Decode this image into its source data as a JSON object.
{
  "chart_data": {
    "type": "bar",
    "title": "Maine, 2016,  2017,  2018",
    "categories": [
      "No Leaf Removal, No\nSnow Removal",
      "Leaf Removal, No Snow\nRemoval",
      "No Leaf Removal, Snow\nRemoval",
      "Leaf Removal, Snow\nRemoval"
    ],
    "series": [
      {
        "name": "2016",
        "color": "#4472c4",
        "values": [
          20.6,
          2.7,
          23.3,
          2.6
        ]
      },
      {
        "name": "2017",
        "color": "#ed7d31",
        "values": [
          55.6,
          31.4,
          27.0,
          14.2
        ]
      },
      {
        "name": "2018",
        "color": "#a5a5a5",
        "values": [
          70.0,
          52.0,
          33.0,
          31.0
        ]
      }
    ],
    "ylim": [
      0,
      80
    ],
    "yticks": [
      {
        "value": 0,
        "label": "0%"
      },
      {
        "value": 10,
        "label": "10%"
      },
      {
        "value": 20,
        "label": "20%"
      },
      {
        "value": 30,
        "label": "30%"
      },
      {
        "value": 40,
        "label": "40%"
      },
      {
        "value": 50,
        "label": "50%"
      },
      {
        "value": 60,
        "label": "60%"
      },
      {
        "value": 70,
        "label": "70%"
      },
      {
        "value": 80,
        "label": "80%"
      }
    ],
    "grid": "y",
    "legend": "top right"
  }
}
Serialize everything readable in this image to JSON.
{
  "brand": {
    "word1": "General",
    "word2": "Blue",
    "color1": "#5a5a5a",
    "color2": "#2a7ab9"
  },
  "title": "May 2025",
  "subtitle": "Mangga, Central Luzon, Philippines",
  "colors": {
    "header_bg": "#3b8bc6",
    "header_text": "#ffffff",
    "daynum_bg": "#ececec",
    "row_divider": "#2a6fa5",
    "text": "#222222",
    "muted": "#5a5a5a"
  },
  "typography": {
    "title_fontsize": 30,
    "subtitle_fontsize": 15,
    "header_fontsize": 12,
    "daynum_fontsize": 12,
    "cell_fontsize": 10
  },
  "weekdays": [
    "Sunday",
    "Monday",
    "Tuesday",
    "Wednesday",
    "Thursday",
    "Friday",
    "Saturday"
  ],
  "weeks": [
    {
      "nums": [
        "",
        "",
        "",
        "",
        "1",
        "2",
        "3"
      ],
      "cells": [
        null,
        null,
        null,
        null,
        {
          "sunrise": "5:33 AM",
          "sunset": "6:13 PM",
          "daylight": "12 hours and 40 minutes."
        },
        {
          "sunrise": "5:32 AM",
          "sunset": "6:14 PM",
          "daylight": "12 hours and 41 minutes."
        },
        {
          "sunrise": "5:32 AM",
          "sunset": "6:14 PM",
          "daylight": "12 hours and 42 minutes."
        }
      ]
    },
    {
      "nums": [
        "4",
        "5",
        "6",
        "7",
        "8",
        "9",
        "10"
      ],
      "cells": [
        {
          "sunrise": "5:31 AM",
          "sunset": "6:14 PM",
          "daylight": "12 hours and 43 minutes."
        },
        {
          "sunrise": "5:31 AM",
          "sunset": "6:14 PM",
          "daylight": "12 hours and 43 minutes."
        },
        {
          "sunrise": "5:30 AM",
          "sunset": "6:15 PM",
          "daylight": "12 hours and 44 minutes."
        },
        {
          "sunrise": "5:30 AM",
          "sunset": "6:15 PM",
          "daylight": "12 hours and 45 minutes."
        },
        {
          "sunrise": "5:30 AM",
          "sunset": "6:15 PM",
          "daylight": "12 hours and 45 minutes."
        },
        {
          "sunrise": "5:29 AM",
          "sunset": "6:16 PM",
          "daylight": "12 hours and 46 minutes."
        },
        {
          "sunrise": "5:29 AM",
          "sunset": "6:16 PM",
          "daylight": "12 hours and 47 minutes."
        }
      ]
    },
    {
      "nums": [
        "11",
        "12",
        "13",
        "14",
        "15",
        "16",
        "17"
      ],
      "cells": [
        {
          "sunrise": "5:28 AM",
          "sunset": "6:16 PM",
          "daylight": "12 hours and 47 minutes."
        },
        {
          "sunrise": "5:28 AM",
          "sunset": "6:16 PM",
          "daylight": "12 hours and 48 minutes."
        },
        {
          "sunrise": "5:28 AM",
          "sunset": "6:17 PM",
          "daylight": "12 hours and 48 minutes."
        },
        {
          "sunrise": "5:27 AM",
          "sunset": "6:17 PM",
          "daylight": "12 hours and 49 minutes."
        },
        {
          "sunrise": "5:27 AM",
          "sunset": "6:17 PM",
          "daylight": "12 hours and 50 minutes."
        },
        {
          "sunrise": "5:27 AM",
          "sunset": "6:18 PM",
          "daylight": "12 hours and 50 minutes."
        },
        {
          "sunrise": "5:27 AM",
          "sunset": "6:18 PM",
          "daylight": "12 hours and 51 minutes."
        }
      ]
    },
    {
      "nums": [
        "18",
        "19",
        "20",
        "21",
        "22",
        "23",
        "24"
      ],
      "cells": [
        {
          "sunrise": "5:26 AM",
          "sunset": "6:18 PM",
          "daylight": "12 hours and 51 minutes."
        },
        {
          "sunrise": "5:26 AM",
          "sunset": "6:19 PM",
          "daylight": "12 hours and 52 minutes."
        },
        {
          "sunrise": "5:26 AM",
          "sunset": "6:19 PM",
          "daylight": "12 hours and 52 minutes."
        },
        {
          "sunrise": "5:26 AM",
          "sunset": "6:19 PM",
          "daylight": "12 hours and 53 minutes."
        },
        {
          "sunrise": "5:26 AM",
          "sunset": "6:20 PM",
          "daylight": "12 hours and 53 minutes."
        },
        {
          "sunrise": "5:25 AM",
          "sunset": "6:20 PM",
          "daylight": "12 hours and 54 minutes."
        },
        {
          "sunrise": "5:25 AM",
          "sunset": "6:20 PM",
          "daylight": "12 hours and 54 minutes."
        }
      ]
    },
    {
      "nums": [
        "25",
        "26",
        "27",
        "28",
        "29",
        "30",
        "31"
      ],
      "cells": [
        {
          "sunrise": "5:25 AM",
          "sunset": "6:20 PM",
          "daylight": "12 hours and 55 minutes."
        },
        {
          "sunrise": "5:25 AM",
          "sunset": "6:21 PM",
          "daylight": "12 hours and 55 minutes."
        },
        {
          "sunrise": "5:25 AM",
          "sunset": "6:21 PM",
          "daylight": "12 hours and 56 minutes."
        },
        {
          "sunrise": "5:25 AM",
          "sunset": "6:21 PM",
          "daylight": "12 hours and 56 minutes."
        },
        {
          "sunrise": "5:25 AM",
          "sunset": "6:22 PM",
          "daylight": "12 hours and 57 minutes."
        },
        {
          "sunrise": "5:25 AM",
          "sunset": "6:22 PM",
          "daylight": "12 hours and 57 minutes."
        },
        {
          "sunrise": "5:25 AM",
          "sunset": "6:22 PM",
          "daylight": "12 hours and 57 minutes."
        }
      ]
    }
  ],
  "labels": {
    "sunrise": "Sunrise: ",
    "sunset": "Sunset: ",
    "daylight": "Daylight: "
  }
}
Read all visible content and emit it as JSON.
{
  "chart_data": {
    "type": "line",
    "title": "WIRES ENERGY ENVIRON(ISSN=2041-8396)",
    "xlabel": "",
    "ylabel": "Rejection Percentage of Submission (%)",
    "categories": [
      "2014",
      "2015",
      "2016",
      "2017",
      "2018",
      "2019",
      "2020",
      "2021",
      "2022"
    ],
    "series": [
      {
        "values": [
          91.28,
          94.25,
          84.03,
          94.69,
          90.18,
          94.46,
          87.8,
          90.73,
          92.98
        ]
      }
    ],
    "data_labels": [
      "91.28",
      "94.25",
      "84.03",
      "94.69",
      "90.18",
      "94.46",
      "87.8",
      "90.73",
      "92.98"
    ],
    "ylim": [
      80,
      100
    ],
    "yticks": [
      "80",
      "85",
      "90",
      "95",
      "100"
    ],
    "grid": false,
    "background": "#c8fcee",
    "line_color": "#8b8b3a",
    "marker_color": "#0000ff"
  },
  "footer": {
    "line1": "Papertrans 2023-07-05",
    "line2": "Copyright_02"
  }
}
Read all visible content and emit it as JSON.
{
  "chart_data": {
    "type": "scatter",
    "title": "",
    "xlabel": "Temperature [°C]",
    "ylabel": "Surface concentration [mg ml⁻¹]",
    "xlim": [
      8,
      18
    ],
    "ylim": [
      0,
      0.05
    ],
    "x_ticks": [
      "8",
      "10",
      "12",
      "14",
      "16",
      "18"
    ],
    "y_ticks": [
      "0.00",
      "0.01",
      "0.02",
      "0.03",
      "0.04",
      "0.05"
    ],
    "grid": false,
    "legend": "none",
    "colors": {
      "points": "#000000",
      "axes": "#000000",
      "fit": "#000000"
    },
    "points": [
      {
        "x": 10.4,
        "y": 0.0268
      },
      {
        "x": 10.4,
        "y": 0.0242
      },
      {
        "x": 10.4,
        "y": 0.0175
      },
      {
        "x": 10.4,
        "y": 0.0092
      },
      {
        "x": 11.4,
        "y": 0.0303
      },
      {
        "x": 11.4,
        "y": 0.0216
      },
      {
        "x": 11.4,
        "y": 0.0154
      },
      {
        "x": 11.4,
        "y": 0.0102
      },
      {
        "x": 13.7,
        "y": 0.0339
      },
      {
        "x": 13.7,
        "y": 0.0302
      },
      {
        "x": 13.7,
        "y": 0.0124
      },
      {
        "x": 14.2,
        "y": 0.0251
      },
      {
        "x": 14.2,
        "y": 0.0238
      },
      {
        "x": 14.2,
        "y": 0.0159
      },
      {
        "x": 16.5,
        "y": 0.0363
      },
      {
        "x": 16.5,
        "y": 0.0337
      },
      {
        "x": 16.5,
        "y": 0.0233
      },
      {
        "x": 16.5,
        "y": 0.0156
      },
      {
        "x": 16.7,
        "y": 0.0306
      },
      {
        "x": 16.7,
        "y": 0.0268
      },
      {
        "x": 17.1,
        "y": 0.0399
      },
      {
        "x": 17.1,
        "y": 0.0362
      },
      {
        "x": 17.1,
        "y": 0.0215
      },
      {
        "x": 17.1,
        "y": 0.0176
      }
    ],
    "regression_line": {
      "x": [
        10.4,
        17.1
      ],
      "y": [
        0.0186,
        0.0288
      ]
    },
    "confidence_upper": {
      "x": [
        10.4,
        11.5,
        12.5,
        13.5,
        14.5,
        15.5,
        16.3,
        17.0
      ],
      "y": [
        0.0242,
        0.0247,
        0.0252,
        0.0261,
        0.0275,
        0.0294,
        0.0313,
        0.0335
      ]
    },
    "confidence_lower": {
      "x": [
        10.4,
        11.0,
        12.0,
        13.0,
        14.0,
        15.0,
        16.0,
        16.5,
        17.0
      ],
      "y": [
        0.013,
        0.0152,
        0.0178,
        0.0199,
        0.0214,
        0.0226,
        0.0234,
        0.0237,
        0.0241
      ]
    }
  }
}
◇ ◇ ◇ ◇ ◇ ◇ ◇
- WORK REQUIRED -
Read the entries above, then pull out the lines that include "this".

- WRITTEN SOLUTION -
Decode this image into its source data as a JSON object.
Serialize everything readable in this image to JSON.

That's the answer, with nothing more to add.